··· Material for this task ···
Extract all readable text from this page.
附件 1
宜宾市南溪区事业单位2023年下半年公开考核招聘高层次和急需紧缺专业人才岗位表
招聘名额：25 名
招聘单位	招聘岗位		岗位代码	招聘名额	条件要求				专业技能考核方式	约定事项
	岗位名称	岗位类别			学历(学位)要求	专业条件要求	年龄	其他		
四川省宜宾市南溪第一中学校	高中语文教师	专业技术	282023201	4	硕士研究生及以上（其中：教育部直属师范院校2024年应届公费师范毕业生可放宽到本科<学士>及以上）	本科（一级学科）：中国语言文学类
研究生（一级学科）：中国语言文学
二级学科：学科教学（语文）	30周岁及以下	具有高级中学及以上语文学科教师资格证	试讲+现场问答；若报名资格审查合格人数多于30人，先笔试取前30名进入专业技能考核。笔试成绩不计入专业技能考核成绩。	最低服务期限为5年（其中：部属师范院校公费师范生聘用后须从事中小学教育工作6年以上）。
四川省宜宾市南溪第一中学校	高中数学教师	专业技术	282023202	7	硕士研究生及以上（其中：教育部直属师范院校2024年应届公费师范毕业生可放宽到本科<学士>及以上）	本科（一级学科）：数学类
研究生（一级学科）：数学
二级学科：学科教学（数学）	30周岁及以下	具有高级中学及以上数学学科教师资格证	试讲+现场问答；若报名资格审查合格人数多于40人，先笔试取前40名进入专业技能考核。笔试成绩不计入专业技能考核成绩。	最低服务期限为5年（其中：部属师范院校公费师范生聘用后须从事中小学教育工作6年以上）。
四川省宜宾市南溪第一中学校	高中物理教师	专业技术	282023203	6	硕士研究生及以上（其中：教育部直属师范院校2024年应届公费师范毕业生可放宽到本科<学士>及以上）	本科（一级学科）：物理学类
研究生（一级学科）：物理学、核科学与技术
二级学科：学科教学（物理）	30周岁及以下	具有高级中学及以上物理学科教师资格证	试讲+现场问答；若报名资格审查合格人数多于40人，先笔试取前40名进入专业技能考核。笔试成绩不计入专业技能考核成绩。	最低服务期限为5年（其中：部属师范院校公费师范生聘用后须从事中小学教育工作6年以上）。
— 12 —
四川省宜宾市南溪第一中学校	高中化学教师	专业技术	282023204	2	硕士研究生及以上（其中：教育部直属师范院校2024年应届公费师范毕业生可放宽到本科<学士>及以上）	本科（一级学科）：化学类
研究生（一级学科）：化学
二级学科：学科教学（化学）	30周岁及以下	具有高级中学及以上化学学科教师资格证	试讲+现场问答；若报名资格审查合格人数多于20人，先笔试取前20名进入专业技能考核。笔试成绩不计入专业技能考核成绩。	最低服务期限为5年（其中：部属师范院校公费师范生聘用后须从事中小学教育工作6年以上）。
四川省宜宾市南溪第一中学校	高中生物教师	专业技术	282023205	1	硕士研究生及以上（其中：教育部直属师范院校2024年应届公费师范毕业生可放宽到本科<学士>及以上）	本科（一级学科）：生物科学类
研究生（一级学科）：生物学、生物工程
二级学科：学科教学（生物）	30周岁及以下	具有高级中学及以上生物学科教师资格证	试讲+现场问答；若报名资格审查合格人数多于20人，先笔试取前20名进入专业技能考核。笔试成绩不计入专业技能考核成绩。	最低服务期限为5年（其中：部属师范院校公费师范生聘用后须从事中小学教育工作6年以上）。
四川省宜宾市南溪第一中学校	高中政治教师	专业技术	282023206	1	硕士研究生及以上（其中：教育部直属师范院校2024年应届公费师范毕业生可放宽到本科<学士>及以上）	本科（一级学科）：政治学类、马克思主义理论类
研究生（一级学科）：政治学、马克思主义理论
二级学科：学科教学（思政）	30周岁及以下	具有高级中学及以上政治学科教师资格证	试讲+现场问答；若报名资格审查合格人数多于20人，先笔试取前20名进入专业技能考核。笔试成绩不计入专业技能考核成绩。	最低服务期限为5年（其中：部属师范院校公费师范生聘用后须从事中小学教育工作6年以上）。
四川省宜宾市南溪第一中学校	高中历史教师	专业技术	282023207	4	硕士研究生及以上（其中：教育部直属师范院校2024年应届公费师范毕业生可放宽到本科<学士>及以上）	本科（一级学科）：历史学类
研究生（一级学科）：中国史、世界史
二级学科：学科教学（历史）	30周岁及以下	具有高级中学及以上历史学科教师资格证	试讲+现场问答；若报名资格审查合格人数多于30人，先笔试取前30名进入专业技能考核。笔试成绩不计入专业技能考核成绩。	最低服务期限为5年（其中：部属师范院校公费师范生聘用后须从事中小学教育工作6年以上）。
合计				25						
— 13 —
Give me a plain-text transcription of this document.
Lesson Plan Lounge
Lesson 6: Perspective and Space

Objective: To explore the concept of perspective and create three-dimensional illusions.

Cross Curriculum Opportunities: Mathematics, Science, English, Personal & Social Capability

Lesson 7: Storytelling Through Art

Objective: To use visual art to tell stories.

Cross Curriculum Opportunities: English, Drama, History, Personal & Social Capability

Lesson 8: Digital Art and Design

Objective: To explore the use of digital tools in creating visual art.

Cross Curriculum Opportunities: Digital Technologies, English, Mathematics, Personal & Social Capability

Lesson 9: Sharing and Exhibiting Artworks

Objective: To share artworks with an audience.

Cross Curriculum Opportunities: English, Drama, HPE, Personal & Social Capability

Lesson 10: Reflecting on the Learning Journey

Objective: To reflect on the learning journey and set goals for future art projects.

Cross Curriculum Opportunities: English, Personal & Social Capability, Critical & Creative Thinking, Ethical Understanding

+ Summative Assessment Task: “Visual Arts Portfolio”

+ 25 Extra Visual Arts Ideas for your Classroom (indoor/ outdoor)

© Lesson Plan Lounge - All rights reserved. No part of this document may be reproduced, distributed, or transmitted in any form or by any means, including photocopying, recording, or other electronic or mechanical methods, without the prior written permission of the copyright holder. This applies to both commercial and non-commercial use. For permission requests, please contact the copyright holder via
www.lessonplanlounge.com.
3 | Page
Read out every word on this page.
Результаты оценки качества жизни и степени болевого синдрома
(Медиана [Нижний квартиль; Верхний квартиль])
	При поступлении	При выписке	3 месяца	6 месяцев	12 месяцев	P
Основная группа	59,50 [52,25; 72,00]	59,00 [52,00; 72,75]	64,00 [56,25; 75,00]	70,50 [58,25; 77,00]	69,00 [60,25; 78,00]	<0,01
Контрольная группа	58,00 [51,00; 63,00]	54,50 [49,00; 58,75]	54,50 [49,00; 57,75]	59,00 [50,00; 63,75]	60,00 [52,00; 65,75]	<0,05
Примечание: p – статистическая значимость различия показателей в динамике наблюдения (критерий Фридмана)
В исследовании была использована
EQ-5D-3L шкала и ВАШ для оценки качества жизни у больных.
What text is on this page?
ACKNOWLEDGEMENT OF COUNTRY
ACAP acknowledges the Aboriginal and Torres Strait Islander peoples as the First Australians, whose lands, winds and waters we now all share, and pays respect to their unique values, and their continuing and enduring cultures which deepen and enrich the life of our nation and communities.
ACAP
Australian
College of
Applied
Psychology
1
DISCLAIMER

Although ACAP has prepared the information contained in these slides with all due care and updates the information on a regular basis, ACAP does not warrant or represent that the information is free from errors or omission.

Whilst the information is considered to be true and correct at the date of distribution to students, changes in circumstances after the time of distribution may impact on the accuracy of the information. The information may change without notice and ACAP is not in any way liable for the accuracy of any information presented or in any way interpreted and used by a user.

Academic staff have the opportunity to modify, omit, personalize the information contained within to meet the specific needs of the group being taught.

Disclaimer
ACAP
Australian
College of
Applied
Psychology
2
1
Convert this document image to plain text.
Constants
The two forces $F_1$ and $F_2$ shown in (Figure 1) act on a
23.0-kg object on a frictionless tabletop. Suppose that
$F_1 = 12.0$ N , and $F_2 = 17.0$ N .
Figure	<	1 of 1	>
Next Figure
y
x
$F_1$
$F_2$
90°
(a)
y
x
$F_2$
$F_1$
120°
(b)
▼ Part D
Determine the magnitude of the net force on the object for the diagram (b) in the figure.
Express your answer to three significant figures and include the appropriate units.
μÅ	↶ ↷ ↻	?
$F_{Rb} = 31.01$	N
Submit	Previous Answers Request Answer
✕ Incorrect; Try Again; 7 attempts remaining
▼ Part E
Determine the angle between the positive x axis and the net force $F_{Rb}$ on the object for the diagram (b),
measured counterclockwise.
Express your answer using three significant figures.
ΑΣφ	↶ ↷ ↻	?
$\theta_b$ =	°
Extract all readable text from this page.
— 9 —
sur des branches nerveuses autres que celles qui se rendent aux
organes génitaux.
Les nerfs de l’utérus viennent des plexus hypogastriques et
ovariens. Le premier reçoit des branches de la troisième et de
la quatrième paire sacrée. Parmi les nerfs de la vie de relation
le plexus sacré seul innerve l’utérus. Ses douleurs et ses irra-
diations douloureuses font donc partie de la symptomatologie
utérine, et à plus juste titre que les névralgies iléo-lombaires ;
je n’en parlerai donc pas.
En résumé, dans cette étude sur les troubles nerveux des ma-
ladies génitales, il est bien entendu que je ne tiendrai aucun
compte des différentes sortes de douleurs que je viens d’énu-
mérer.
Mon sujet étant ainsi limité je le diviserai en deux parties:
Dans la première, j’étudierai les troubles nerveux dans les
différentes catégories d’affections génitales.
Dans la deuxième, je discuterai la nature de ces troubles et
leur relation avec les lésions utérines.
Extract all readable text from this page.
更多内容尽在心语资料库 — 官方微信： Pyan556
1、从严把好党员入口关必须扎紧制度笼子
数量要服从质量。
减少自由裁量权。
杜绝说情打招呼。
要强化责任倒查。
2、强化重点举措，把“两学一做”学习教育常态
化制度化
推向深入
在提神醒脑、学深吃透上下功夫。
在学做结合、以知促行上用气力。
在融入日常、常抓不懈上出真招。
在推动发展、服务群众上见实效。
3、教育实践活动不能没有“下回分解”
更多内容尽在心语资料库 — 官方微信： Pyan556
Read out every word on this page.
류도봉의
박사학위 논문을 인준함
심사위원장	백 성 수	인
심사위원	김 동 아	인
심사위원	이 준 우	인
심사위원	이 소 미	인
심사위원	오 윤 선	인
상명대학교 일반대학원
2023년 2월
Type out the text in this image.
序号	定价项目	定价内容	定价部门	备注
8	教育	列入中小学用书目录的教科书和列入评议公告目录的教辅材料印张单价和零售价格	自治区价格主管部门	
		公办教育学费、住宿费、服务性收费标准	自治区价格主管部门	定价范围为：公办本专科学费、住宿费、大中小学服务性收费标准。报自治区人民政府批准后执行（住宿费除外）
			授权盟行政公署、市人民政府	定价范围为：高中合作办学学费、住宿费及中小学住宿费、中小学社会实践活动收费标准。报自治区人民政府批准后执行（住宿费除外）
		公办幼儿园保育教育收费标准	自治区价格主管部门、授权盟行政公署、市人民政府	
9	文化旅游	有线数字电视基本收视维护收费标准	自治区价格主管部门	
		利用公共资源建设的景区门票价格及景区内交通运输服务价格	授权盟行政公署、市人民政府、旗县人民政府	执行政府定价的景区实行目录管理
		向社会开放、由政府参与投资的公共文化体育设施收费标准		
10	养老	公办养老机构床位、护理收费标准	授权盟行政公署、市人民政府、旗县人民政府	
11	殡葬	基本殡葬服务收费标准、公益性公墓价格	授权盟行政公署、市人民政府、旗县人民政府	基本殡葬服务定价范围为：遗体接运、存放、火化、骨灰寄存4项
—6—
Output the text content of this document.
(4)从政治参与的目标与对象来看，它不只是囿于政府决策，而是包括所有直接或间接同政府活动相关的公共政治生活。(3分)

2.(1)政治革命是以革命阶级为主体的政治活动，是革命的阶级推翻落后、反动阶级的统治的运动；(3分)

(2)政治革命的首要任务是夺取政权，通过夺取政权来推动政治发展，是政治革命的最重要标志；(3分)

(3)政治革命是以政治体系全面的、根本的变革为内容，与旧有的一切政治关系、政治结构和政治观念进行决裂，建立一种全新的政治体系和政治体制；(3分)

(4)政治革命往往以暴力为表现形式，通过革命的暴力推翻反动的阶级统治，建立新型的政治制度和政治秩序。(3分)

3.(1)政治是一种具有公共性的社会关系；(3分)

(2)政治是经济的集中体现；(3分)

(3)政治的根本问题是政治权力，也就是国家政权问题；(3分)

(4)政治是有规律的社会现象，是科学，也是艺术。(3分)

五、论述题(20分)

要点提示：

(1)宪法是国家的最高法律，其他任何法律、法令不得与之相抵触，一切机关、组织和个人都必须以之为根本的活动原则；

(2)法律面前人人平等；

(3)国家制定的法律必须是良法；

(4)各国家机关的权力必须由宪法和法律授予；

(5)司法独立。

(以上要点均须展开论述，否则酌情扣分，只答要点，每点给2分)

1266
···
Given problem: Every line from the one holding "Type out the text in this image." through the final line of the listing must be echoed exactly; leave out all other lines.

Solution to this exercise:
Type out the text in this image.
序号	定价项目	定价内容	定价部门	备注
8	教育	列入中小学用书目录的教科书和列入评议公告目录的教辅材料印张单价和零售价格	自治区价格主管部门	
		公办教育学费、住宿费、服务性收费标准	自治区价格主管部门	定价范围为：公办本专科学费、住宿费、大中小学服务性收费标准。报自治区人民政府批准后执行（住宿费除外）
			授权盟行政公署、市人民政府	定价范围为：高中合作办学学费、住宿费及中小学住宿费、中小学社会实践活动收费标准。报自治区人民政府批准后执行（住宿费除外）
		公办幼儿园保育教育收费标准	自治区价格主管部门、授权盟行政公署、市人民政府	
9	文化旅游	有线数字电视基本收视维护收费标准	自治区价格主管部门	
		利用公共资源建设的景区门票价格及景区内交通运输服务价格	授权盟行政公署、市人民政府、旗县人民政府	执行政府定价的景区实行目录管理
		向社会开放、由政府参与投资的公共文化体育设施收费标准		
10	养老	公办养老机构床位、护理收费标准	授权盟行政公署、市人民政府、旗县人民政府	
11	殡葬	基本殡葬服务收费标准、公益性公墓价格	授权盟行政公署、市人民政府、旗县人民政府	基本殡葬服务定价范围为：遗体接运、存放、火化、骨灰寄存4项
—6—
Output the text content of this document.
(4)从政治参与的目标与对象来看，它不只是囿于政府决策，而是包括所有直接或间接同政府活动相关的公共政治生活。(3分)

2.(1)政治革命是以革命阶级为主体的政治活动，是革命的阶级推翻落后、反动阶级的统治的运动；(3分)

(2)政治革命的首要任务是夺取政权，通过夺取政权来推动政治发展，是政治革命的最重要标志；(3分)

(3)政治革命是以政治体系全面的、根本的变革为内容，与旧有的一切政治关系、政治结构和政治观念进行决裂，建立一种全新的政治体系和政治体制；(3分)

(4)政治革命往往以暴力为表现形式，通过革命的暴力推翻反动的阶级统治，建立新型的政治制度和政治秩序。(3分)

3.(1)政治是一种具有公共性的社会关系；(3分)

(2)政治是经济的集中体现；(3分)

(3)政治的根本问题是政治权力，也就是国家政权问题；(3分)

(4)政治是有规律的社会现象，是科学，也是艺术。(3分)

五、论述题(20分)

要点提示：

(1)宪法是国家的最高法律，其他任何法律、法令不得与之相抵触，一切机关、组织和个人都必须以之为根本的活动原则；

(2)法律面前人人平等；

(3)国家制定的法律必须是良法；

(4)各国家机关的权力必须由宪法和法律授予；

(5)司法独立。

(以上要点均须展开论述，否则酌情扣分，只答要点，每点给2分)

1266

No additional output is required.